(Dataset rows about figures)
========================================================================

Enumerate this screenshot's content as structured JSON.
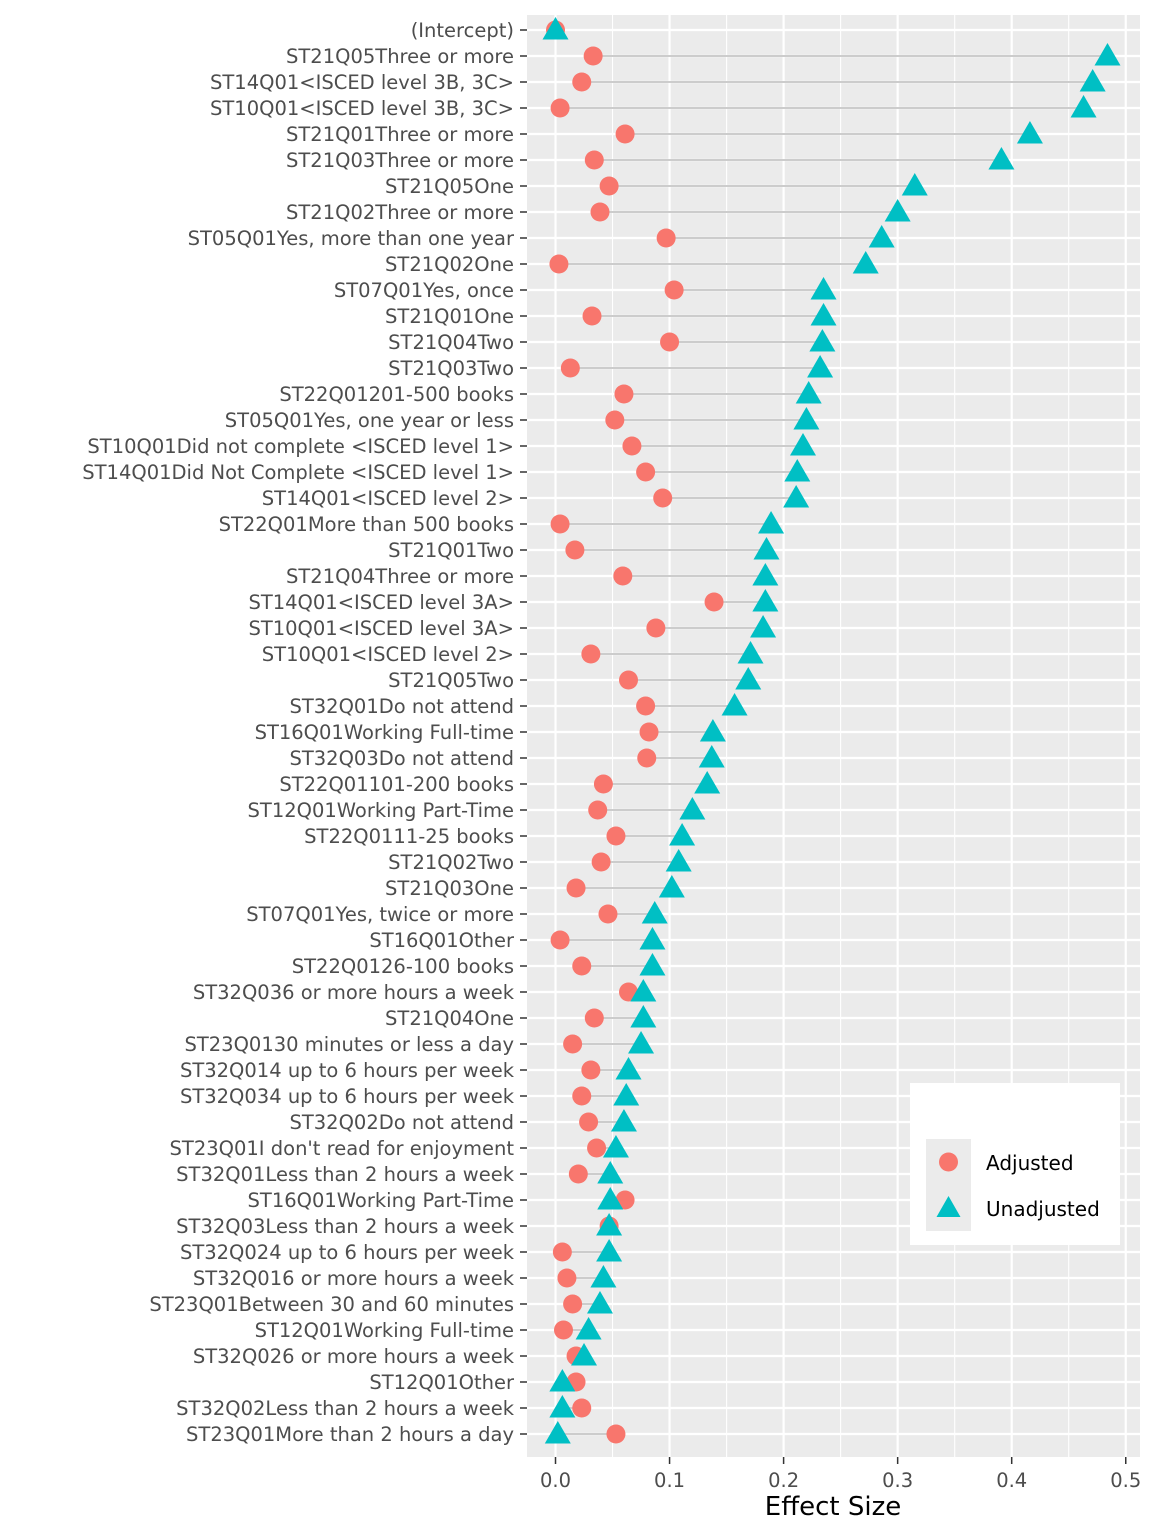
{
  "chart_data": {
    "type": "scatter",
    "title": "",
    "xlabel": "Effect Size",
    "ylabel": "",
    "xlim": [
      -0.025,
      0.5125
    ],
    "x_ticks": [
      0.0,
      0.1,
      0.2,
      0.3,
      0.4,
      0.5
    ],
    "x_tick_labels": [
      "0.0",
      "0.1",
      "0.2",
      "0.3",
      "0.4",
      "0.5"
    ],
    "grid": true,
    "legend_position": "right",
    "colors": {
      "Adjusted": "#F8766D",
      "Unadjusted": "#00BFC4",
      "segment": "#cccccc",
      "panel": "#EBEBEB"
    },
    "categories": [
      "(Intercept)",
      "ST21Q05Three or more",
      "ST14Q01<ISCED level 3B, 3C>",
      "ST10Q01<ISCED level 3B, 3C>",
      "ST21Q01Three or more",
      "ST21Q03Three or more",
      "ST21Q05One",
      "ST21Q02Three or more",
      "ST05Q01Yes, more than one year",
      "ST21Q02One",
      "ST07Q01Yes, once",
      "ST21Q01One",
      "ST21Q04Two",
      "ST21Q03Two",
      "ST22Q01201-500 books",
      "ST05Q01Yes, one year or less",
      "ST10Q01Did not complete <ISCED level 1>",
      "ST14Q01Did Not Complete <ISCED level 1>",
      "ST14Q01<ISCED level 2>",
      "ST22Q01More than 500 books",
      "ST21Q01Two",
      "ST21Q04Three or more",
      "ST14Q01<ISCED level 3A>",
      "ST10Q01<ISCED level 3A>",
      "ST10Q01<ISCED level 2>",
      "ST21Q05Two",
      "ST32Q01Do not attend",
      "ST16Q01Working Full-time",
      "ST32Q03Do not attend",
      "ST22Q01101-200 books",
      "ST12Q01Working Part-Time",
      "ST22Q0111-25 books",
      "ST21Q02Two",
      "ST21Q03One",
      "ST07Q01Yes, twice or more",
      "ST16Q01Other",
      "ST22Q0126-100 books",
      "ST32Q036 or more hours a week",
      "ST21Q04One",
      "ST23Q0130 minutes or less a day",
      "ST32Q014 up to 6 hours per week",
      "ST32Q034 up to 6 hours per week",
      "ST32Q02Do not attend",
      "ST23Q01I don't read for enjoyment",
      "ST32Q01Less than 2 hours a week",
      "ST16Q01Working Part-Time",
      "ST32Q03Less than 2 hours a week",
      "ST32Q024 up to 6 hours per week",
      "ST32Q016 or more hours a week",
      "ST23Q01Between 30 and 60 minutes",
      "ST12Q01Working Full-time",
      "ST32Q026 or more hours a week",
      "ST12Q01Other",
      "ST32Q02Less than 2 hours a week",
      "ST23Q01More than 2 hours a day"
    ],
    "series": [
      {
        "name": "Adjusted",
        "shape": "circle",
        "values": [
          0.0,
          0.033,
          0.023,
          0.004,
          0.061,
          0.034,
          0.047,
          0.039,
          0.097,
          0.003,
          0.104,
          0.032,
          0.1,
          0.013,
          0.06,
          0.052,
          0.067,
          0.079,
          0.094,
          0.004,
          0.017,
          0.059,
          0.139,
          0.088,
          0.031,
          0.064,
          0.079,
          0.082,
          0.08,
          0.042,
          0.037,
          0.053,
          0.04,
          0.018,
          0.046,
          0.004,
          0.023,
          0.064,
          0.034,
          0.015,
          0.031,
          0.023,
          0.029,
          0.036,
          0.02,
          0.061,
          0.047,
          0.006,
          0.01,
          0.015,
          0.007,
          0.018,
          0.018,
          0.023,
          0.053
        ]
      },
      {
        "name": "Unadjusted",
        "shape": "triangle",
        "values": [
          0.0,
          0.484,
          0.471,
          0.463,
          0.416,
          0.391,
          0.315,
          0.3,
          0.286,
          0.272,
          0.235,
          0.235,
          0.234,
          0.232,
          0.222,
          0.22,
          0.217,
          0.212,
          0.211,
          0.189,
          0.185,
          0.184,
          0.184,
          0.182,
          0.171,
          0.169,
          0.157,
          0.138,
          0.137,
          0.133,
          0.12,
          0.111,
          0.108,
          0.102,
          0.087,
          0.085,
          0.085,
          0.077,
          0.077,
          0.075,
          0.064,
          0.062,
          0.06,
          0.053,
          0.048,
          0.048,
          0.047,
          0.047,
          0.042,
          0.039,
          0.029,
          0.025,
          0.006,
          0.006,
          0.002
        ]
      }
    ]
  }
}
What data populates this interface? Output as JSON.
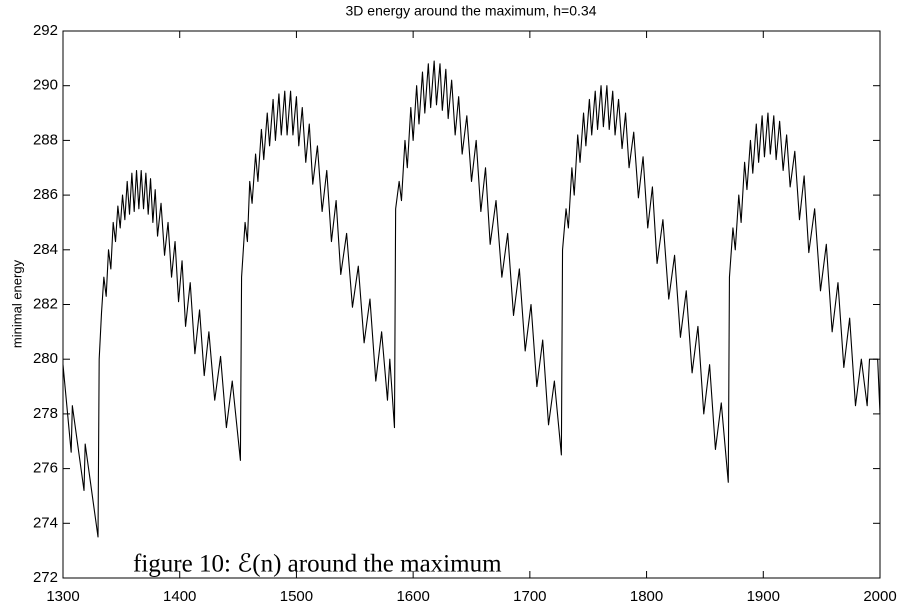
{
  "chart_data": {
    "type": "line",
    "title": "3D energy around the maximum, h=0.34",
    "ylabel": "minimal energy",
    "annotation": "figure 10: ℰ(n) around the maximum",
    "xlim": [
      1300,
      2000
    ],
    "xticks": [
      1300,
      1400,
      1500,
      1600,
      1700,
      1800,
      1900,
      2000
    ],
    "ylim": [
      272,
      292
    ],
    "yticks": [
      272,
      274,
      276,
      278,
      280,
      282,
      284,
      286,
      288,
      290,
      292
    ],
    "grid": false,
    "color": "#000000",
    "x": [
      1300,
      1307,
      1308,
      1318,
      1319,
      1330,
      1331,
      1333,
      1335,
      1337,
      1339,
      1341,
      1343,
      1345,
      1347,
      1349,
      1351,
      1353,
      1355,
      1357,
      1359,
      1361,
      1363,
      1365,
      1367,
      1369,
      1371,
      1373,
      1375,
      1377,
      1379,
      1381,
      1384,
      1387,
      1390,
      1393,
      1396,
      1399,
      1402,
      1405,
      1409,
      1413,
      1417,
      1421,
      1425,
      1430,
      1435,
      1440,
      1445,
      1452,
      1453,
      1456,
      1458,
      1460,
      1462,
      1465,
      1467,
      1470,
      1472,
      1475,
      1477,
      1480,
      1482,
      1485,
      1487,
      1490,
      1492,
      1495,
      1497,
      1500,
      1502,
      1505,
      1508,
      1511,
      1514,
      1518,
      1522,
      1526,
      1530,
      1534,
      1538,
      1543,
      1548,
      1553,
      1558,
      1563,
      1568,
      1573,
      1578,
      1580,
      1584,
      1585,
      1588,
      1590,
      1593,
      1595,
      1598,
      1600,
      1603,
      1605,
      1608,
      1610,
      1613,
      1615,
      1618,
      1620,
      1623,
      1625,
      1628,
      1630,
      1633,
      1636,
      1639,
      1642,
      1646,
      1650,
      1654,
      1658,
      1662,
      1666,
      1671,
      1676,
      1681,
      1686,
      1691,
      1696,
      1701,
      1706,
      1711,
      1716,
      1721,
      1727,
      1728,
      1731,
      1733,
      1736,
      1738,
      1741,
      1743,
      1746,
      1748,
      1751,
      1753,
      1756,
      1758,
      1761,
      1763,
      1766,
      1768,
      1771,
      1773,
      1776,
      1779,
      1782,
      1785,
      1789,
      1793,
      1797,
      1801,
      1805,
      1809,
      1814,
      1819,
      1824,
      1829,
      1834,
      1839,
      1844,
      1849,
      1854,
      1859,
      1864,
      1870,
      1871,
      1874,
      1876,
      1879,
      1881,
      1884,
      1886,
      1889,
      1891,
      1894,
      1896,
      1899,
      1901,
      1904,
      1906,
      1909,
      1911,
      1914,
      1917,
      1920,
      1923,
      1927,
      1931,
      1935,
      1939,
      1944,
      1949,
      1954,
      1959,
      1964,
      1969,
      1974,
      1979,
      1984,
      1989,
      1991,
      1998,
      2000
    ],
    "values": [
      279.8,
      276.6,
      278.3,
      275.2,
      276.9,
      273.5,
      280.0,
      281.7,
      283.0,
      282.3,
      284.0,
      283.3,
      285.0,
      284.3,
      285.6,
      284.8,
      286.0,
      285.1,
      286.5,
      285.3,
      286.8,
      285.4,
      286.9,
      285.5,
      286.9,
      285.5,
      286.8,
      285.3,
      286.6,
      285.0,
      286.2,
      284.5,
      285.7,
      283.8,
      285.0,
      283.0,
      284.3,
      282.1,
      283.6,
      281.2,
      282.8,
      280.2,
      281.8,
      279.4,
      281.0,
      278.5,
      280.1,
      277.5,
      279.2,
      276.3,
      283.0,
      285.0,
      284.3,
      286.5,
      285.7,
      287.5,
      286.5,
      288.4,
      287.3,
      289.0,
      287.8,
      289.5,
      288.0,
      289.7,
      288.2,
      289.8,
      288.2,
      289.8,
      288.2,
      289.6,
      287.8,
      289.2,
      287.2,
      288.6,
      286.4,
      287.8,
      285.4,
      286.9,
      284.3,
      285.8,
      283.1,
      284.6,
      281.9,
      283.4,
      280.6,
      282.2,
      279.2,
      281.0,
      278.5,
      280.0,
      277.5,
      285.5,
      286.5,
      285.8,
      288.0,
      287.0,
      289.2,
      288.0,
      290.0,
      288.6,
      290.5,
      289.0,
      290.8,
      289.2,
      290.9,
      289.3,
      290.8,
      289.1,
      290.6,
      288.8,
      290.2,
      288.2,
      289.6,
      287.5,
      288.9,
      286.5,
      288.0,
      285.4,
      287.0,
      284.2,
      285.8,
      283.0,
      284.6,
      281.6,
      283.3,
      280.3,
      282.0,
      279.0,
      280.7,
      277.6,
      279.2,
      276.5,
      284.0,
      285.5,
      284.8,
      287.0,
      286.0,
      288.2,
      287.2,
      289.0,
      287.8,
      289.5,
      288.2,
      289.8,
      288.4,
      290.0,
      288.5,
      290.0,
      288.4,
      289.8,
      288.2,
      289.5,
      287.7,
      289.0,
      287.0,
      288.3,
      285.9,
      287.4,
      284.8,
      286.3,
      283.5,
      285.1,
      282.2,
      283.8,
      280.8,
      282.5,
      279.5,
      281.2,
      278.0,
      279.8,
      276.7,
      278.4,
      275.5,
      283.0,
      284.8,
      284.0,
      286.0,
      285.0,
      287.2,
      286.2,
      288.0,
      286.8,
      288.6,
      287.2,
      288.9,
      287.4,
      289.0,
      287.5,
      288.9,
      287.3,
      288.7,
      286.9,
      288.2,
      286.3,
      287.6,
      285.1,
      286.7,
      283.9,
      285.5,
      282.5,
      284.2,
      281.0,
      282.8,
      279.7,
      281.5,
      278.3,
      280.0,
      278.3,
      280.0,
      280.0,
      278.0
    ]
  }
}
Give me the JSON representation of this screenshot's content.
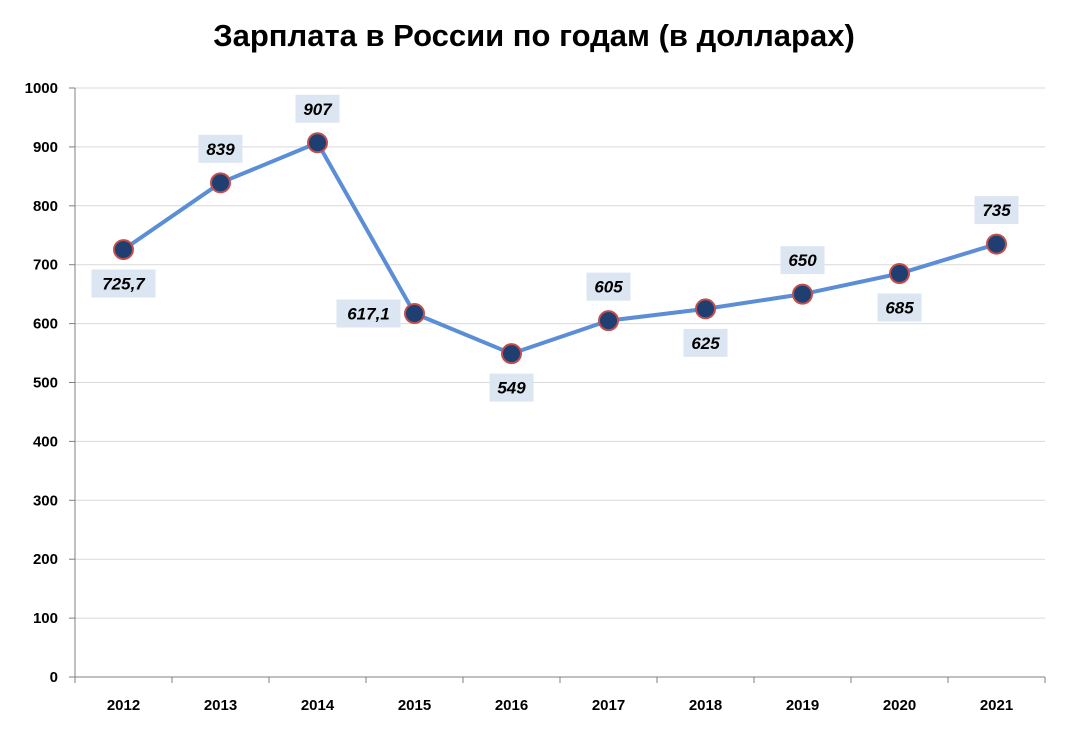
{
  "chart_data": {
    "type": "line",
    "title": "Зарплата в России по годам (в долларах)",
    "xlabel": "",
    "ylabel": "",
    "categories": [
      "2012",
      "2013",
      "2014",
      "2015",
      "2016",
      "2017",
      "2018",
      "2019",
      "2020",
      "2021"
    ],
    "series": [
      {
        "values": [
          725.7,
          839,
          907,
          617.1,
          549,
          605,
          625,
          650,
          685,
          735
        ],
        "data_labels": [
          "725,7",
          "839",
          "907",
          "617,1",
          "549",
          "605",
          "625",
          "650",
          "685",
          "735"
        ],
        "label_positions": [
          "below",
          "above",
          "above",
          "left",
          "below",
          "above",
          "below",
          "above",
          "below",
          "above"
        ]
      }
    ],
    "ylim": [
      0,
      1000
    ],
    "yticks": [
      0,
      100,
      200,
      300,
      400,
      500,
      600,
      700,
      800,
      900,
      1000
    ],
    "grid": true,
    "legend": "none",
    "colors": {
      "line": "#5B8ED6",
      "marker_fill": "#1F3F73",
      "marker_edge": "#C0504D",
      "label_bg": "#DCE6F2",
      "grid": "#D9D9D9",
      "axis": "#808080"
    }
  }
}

========================================================================

_Requirement_: Of the lines in this listing, report how many contain the string "screenshot", and give the number only.

_The output_: 2